_What needs to be done_
Exactly reproduce all the records, keeping pictures out of the copy.

=== Source records ===

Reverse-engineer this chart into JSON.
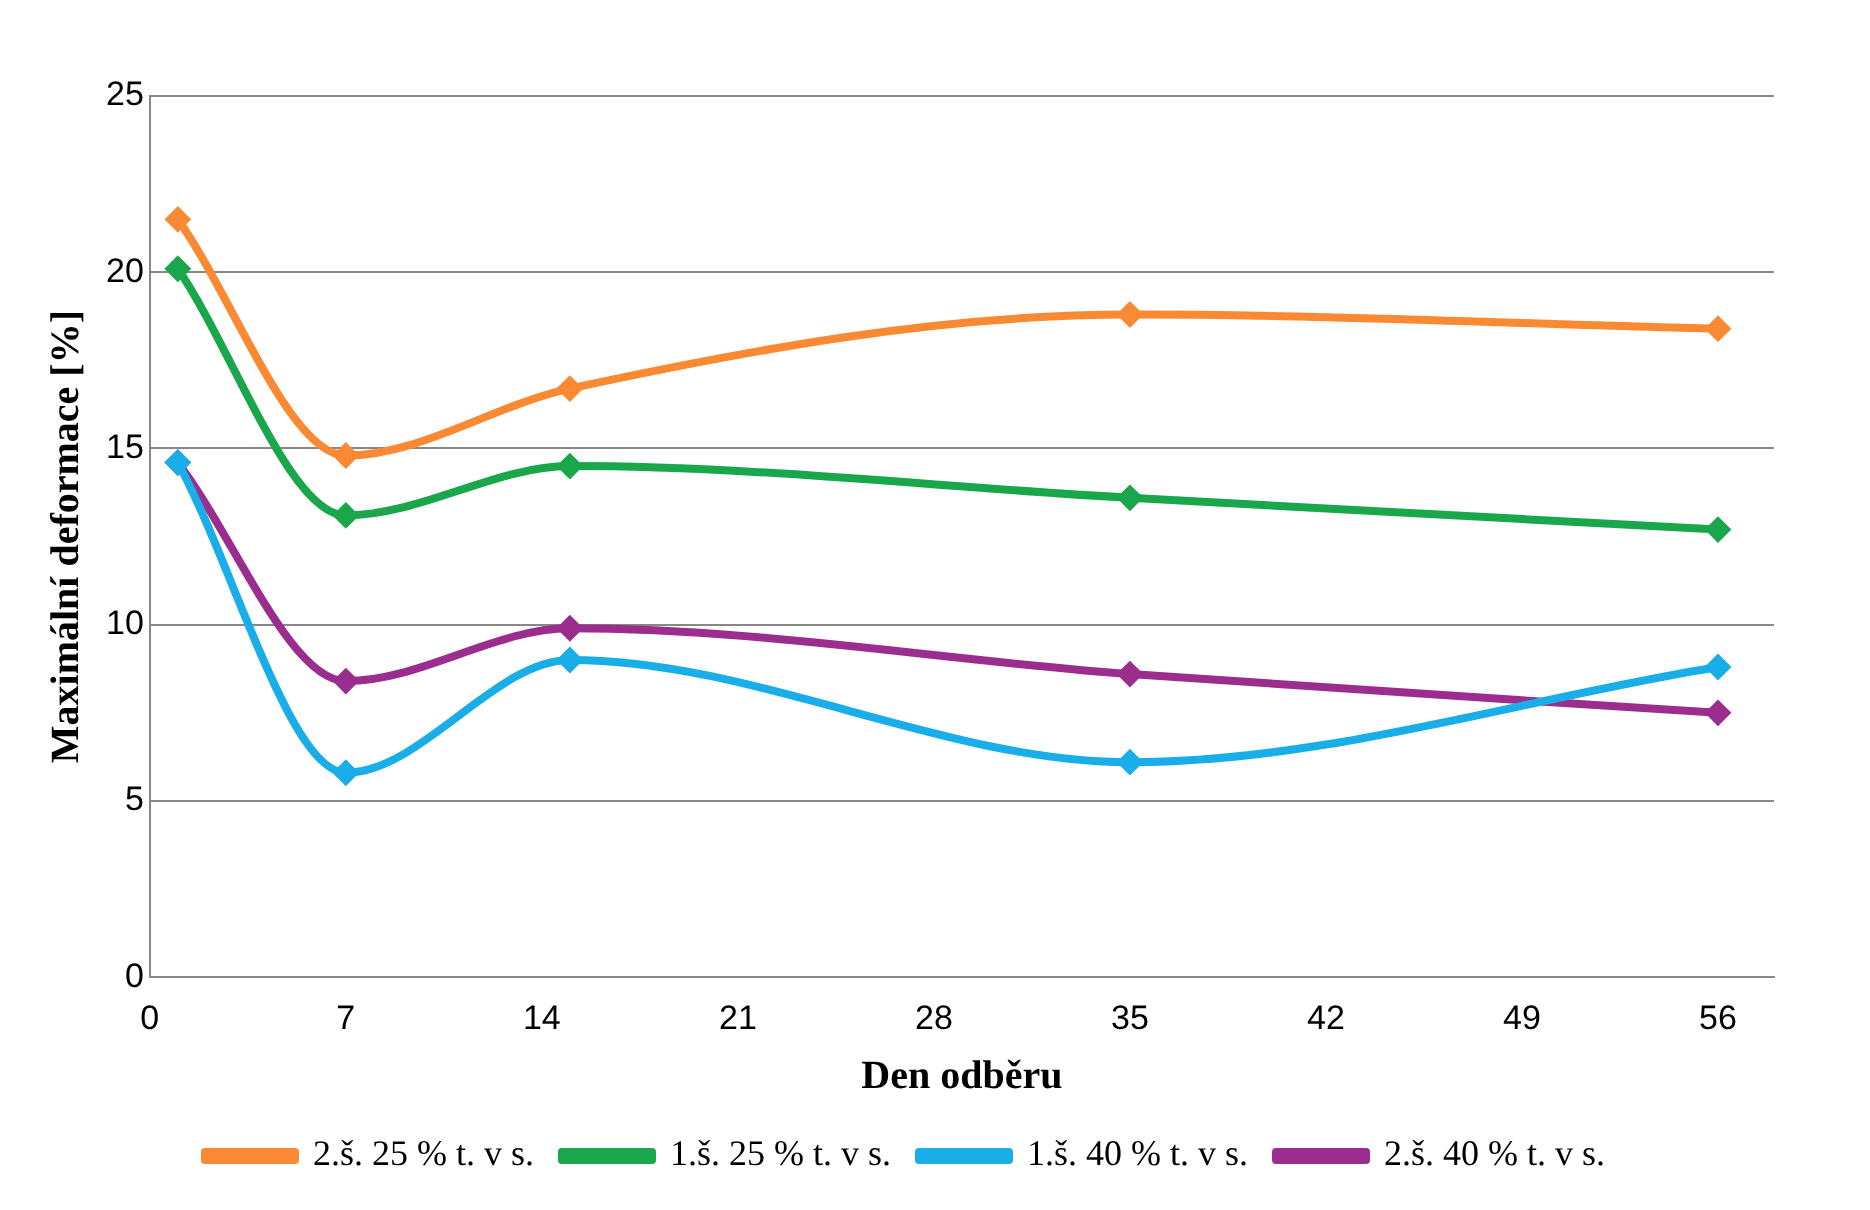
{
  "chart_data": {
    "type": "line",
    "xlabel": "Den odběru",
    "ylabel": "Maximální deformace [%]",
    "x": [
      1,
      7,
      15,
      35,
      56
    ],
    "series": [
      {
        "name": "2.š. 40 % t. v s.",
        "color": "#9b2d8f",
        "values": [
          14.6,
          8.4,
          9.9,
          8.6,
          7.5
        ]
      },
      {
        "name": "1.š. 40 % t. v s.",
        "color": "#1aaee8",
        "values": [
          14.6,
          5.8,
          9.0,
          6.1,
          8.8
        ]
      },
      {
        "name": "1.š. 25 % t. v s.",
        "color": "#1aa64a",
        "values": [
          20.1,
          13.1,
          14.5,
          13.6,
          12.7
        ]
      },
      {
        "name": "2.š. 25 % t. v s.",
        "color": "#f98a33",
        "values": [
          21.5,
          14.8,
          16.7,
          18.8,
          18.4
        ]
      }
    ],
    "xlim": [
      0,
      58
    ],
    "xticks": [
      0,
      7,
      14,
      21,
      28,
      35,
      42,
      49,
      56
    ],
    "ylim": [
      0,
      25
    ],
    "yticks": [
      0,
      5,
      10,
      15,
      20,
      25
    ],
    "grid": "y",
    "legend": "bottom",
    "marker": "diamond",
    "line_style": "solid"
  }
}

===

_Problem solution_
Reverse-engineer this chart into JSON.
{
  "chart_data": {
    "type": "line",
    "xlabel": "Den odběru",
    "ylabel": "Maximální deformace [%]",
    "x": [
      1,
      7,
      15,
      35,
      56
    ],
    "series": [
      {
        "name": "2.š. 40 % t. v s.",
        "color": "#9b2d8f",
        "values": [
          14.6,
          8.4,
          9.9,
          8.6,
          7.5
        ]
      },
      {
        "name": "1.š. 40 % t. v s.",
        "color": "#1aaee8",
        "values": [
          14.6,
          5.8,
          9.0,
          6.1,
          8.8
        ]
      },
      {
        "name": "1.š. 25 % t. v s.",
        "color": "#1aa64a",
        "values": [
          20.1,
          13.1,
          14.5,
          13.6,
          12.7
        ]
      },
      {
        "name": "2.š. 25 % t. v s.",
        "color": "#f98a33",
        "values": [
          21.5,
          14.8,
          16.7,
          18.8,
          18.4
        ]
      }
    ],
    "xlim": [
      0,
      58
    ],
    "xticks": [
      0,
      7,
      14,
      21,
      28,
      35,
      42,
      49,
      56
    ],
    "ylim": [
      0,
      25
    ],
    "yticks": [
      0,
      5,
      10,
      15,
      20,
      25
    ],
    "grid": "y",
    "legend": "bottom",
    "marker": "diamond",
    "line_style": "solid"
  }
}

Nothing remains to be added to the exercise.